### STATED TASK
Set down, in full, every record in the block.

### INFORMATION PROVIDED
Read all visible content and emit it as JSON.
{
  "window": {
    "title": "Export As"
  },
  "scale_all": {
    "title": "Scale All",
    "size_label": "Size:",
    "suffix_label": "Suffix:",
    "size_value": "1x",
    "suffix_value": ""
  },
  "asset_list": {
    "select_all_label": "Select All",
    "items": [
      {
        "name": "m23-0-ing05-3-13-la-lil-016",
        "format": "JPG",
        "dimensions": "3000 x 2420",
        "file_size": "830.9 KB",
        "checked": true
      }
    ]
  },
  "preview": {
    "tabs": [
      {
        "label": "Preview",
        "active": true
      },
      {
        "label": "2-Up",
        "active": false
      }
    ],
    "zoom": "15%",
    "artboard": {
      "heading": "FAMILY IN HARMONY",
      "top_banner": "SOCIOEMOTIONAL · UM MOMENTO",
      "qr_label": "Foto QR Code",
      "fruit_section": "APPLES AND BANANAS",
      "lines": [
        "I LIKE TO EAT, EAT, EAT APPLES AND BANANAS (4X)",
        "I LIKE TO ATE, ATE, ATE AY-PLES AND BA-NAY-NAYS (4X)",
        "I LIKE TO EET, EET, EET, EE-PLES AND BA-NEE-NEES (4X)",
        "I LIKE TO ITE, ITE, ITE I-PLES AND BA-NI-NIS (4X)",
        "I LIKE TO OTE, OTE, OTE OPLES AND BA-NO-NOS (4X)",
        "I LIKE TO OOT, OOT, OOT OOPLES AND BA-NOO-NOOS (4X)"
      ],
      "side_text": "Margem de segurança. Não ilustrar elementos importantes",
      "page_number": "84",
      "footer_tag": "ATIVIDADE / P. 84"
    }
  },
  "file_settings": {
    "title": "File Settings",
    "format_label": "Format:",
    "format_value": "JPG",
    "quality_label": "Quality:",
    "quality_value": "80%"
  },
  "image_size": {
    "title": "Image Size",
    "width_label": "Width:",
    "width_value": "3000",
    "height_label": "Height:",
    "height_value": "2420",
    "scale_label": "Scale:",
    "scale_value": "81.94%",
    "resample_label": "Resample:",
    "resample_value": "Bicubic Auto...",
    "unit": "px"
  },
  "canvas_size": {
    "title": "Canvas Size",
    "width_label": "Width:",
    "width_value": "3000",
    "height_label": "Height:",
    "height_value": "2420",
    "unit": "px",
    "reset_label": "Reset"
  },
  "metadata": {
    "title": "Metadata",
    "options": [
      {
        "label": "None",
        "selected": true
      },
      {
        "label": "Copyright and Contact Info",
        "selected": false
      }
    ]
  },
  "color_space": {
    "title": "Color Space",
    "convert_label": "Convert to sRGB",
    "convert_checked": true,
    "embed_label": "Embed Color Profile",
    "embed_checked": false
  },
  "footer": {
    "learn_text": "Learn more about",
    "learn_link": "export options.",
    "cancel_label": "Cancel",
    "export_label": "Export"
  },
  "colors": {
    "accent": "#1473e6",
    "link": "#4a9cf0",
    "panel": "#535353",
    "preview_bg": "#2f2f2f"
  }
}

### ANSWER FOR THE TASK
Read all visible content and emit it as JSON.
{
  "window": {
    "title": "Export As"
  },
  "scale_all": {
    "title": "Scale All",
    "size_label": "Size:",
    "suffix_label": "Suffix:",
    "size_value": "1x",
    "suffix_value": ""
  },
  "asset_list": {
    "select_all_label": "Select All",
    "items": [
      {
        "name": "m23-0-ing05-3-13-la-lil-016",
        "format": "JPG",
        "dimensions": "3000 x 2420",
        "file_size": "830.9 KB",
        "checked": true
      }
    ]
  },
  "preview": {
    "tabs": [
      {
        "label": "Preview",
        "active": true
      },
      {
        "label": "2-Up",
        "active": false
      }
    ],
    "zoom": "15%",
    "artboard": {
      "heading": "FAMILY IN HARMONY",
      "top_banner": "SOCIOEMOTIONAL · UM MOMENTO",
      "qr_label": "Foto QR Code",
      "fruit_section": "APPLES AND BANANAS",
      "lines": [
        "I LIKE TO EAT, EAT, EAT APPLES AND BANANAS (4X)",
        "I LIKE TO ATE, ATE, ATE AY-PLES AND BA-NAY-NAYS (4X)",
        "I LIKE TO EET, EET, EET, EE-PLES AND BA-NEE-NEES (4X)",
        "I LIKE TO ITE, ITE, ITE I-PLES AND BA-NI-NIS (4X)",
        "I LIKE TO OTE, OTE, OTE OPLES AND BA-NO-NOS (4X)",
        "I LIKE TO OOT, OOT, OOT OOPLES AND BA-NOO-NOOS (4X)"
      ],
      "side_text": "Margem de segurança. Não ilustrar elementos importantes",
      "page_number": "84",
      "footer_tag": "ATIVIDADE / P. 84"
    }
  },
  "file_settings": {
    "title": "File Settings",
    "format_label": "Format:",
    "format_value": "JPG",
    "quality_label": "Quality:",
    "quality_value": "80%"
  },
  "image_size": {
    "title": "Image Size",
    "width_label": "Width:",
    "width_value": "3000",
    "height_label": "Height:",
    "height_value": "2420",
    "scale_label": "Scale:",
    "scale_value": "81.94%",
    "resample_label": "Resample:",
    "resample_value": "Bicubic Auto...",
    "unit": "px"
  },
  "canvas_size": {
    "title": "Canvas Size",
    "width_label": "Width:",
    "width_value": "3000",
    "height_label": "Height:",
    "height_value": "2420",
    "unit": "px",
    "reset_label": "Reset"
  },
  "metadata": {
    "title": "Metadata",
    "options": [
      {
        "label": "None",
        "selected": true
      },
      {
        "label": "Copyright and Contact Info",
        "selected": false
      }
    ]
  },
  "color_space": {
    "title": "Color Space",
    "convert_label": "Convert to sRGB",
    "convert_checked": true,
    "embed_label": "Embed Color Profile",
    "embed_checked": false
  },
  "footer": {
    "learn_text": "Learn more about",
    "learn_link": "export options.",
    "cancel_label": "Cancel",
    "export_label": "Export"
  },
  "colors": {
    "accent": "#1473e6",
    "link": "#4a9cf0",
    "panel": "#535353",
    "preview_bg": "#2f2f2f"
  }
}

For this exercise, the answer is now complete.